Rows from a figure dataset:

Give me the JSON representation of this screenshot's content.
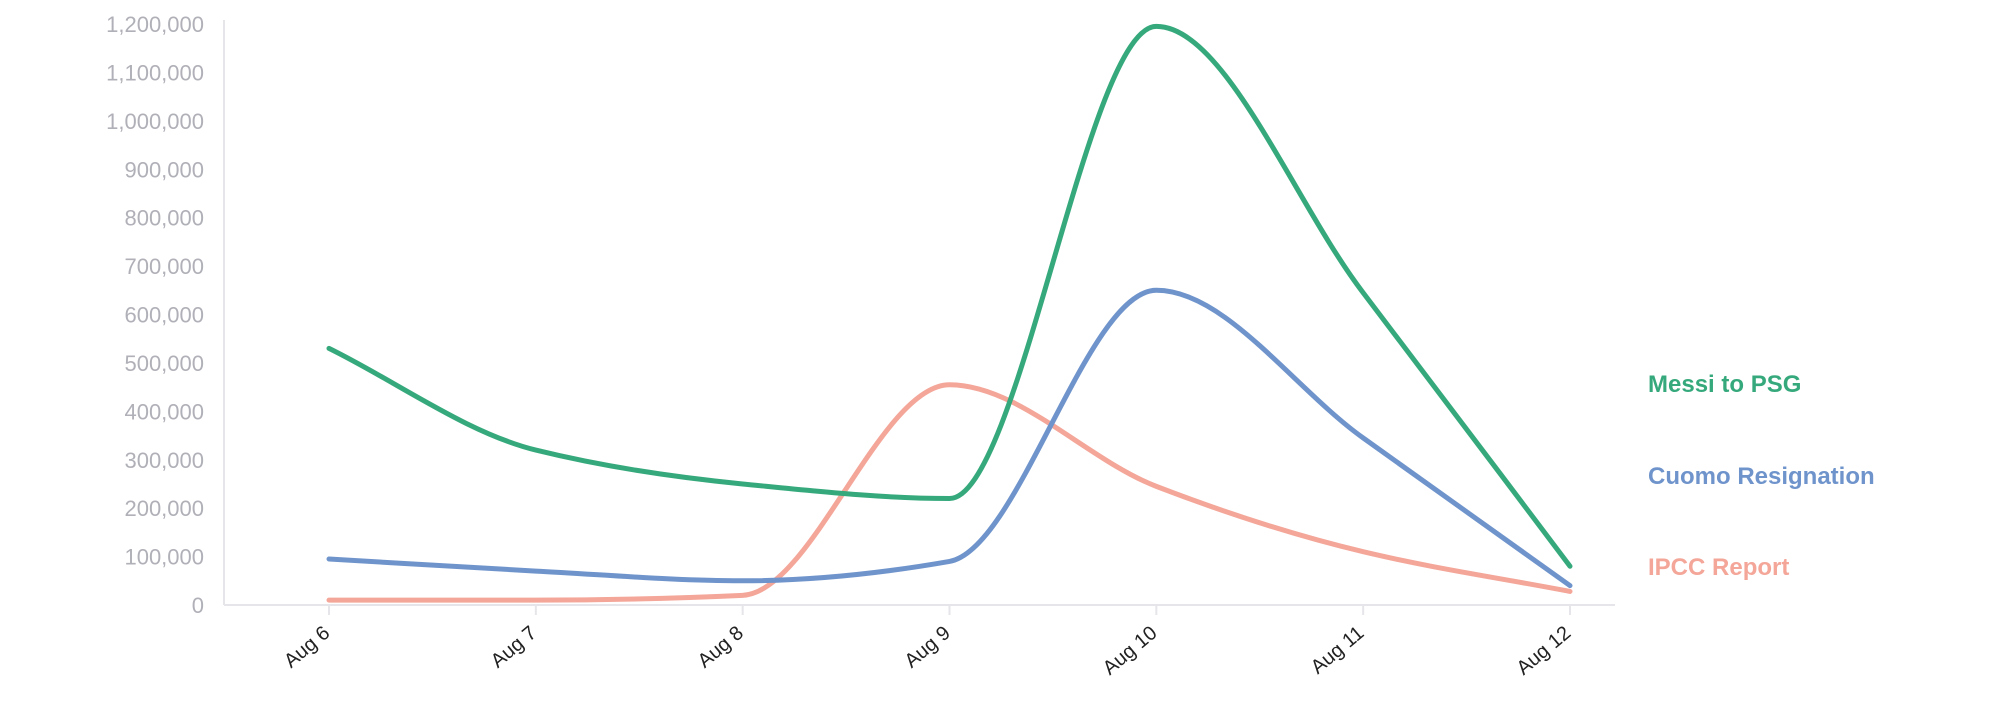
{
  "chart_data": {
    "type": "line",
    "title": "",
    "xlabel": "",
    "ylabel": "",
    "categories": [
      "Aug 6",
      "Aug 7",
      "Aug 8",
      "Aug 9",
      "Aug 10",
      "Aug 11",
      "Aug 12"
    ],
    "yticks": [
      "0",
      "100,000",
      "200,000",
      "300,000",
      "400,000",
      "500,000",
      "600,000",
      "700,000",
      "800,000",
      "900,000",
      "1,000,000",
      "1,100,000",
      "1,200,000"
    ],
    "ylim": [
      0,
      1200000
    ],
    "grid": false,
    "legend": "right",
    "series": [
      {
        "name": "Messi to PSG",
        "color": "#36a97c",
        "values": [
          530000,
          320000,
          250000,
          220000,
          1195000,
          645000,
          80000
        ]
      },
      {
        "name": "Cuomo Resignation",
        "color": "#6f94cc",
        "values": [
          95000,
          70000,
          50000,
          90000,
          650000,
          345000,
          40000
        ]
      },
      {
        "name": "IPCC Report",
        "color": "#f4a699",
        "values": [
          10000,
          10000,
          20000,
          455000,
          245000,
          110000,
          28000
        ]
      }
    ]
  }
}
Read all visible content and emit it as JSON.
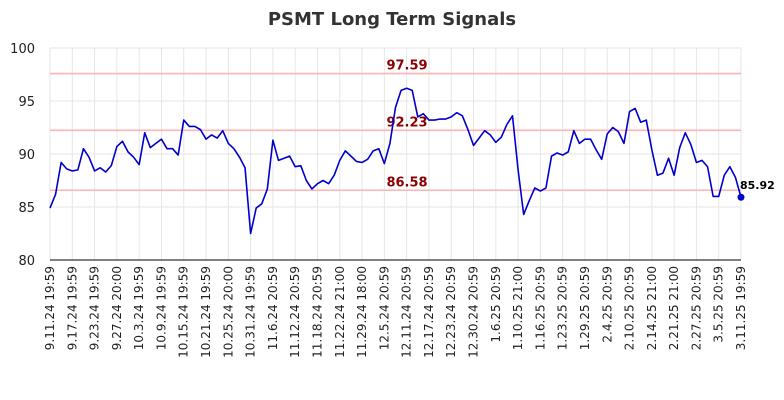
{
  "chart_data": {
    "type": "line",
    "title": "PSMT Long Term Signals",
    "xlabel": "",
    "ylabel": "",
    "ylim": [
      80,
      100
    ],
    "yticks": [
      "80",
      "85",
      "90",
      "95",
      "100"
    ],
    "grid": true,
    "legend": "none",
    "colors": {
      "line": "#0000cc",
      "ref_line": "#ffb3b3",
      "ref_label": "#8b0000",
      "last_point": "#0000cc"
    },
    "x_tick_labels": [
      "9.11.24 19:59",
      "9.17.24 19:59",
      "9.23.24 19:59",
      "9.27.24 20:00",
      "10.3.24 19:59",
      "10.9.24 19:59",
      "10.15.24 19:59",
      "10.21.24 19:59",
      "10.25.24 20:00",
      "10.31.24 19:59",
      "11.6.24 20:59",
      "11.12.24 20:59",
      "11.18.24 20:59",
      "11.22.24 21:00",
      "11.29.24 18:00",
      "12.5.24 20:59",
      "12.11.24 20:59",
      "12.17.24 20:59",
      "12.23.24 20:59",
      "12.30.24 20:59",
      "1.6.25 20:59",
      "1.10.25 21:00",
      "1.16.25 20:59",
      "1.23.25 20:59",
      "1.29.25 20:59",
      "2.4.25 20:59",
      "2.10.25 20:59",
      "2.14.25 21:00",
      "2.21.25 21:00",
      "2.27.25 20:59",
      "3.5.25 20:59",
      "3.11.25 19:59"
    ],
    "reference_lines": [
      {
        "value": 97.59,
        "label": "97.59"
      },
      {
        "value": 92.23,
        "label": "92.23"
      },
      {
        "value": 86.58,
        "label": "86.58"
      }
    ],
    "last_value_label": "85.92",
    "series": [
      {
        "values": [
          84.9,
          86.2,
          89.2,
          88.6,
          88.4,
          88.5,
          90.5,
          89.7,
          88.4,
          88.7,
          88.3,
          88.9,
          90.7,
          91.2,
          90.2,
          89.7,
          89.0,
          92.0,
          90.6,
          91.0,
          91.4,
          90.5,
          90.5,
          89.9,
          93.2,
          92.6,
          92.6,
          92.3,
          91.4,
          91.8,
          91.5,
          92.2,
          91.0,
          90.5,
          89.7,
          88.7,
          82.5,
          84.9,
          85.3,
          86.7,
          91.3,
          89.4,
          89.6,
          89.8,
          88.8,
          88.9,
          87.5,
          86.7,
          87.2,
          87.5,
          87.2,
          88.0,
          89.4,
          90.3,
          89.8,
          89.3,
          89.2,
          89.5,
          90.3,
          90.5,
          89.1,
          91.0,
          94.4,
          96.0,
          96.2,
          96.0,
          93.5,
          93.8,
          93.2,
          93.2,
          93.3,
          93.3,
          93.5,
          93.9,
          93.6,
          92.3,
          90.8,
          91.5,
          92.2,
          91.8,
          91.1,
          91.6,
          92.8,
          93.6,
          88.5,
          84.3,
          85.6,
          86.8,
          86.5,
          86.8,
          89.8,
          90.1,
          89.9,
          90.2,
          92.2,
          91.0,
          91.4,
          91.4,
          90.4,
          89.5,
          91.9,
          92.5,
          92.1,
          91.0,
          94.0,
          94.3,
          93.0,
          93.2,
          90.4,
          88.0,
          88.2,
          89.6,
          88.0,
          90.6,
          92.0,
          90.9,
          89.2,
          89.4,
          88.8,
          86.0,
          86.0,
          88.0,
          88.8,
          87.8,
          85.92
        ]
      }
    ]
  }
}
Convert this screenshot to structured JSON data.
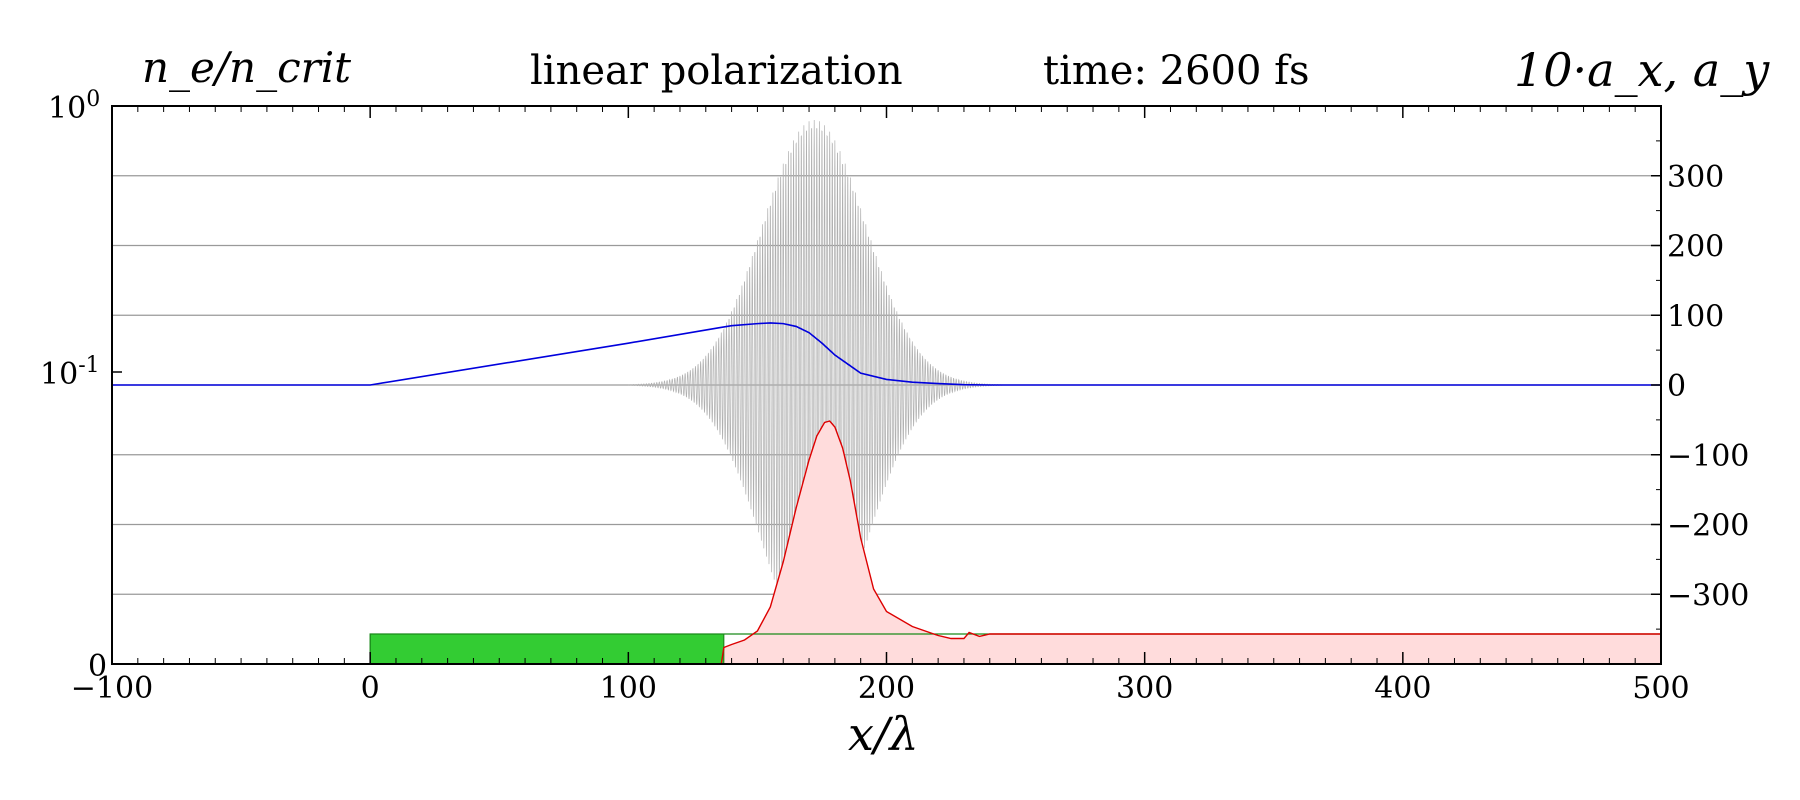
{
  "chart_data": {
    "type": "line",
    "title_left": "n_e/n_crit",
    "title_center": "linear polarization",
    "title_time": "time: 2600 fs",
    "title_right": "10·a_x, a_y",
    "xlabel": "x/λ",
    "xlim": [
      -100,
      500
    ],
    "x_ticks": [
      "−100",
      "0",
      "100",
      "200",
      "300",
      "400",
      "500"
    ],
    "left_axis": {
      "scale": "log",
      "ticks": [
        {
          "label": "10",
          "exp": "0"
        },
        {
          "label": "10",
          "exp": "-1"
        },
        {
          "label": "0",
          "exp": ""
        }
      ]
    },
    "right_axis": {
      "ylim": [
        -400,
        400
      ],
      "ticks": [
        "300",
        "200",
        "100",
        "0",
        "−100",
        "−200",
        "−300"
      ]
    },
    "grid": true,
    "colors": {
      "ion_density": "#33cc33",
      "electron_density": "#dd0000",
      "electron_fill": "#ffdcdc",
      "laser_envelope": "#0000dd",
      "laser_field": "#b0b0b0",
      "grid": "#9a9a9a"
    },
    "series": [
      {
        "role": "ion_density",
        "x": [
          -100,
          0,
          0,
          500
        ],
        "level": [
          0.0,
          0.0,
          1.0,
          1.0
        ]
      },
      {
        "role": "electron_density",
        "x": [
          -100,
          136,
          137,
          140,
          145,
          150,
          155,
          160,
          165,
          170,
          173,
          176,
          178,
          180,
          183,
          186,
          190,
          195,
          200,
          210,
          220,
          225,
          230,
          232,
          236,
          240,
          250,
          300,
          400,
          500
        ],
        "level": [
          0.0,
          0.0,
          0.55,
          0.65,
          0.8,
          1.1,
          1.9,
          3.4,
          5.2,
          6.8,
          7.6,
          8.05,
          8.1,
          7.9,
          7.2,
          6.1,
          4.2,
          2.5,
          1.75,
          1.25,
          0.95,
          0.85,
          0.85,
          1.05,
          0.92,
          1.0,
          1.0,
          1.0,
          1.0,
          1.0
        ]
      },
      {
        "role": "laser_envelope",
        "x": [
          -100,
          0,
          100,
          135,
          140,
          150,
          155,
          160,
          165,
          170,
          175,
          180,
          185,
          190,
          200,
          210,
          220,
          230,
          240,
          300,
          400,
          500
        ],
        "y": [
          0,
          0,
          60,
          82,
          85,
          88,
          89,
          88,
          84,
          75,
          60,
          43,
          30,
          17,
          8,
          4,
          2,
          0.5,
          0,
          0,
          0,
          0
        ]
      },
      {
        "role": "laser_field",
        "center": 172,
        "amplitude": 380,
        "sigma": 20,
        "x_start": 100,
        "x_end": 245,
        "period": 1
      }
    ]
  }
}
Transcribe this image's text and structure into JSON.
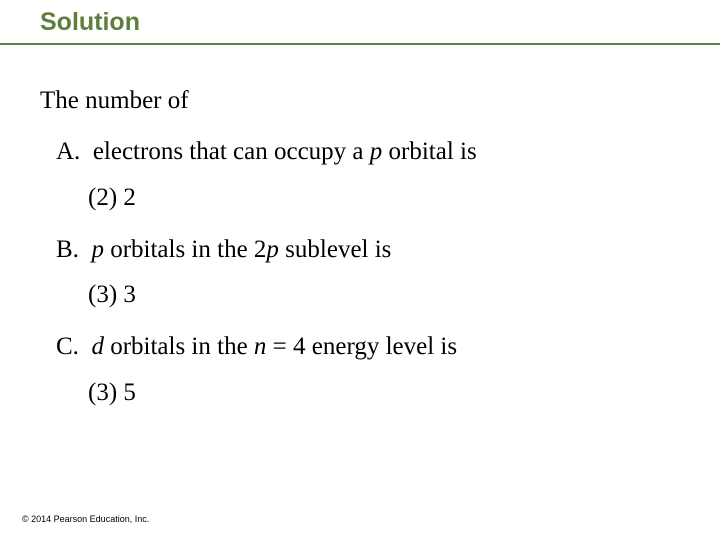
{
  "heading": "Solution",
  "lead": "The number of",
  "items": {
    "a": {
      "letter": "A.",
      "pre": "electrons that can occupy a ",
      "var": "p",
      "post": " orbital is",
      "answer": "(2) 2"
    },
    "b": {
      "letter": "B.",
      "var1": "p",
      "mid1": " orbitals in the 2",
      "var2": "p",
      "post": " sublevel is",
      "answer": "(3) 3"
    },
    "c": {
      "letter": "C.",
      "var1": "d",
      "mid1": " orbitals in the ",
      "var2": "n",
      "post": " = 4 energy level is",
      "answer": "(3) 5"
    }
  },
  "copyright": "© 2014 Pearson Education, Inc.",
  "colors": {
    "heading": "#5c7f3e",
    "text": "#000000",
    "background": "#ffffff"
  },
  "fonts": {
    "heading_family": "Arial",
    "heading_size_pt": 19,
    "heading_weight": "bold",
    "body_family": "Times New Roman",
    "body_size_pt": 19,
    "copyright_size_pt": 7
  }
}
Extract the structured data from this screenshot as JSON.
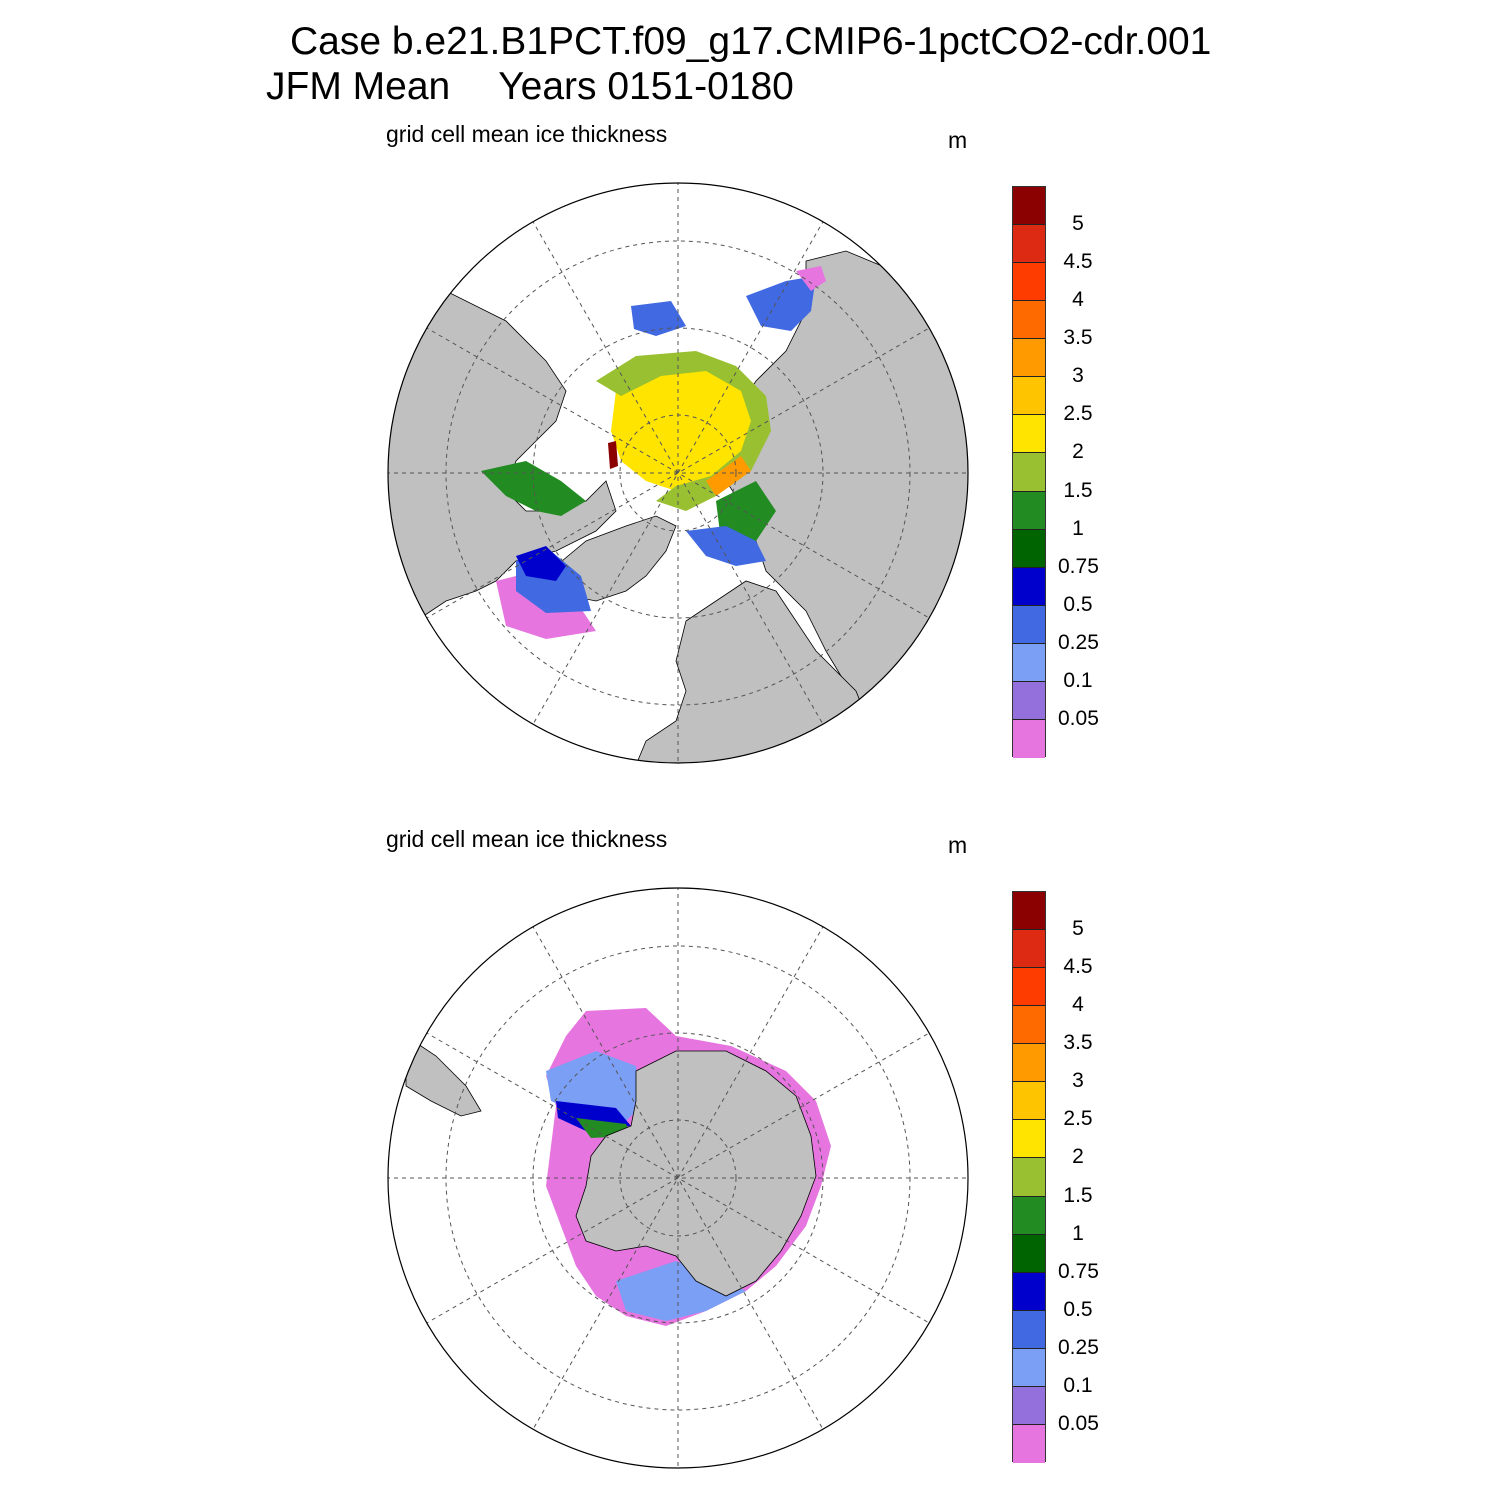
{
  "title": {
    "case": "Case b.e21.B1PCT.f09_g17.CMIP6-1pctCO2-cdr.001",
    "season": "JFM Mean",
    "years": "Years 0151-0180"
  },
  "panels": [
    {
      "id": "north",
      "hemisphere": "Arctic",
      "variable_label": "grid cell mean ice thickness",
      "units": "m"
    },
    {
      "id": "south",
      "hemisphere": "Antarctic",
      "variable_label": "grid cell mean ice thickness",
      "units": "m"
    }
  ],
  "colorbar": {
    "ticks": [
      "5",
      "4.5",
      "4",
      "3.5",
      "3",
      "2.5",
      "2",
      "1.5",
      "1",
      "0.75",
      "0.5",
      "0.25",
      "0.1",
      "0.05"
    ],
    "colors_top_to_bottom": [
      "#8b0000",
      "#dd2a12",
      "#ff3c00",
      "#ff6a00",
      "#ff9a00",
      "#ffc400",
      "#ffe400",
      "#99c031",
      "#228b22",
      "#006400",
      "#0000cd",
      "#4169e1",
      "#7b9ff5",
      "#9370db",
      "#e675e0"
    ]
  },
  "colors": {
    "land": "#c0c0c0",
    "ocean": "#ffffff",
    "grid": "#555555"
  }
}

EXERCISE DESCRIPTION
Copy out each line of the entries that holds "content".

EXERCISE ANSWER
Give me the JSON representation of this screenshot's content.
Read all visible content and emit it as JSON.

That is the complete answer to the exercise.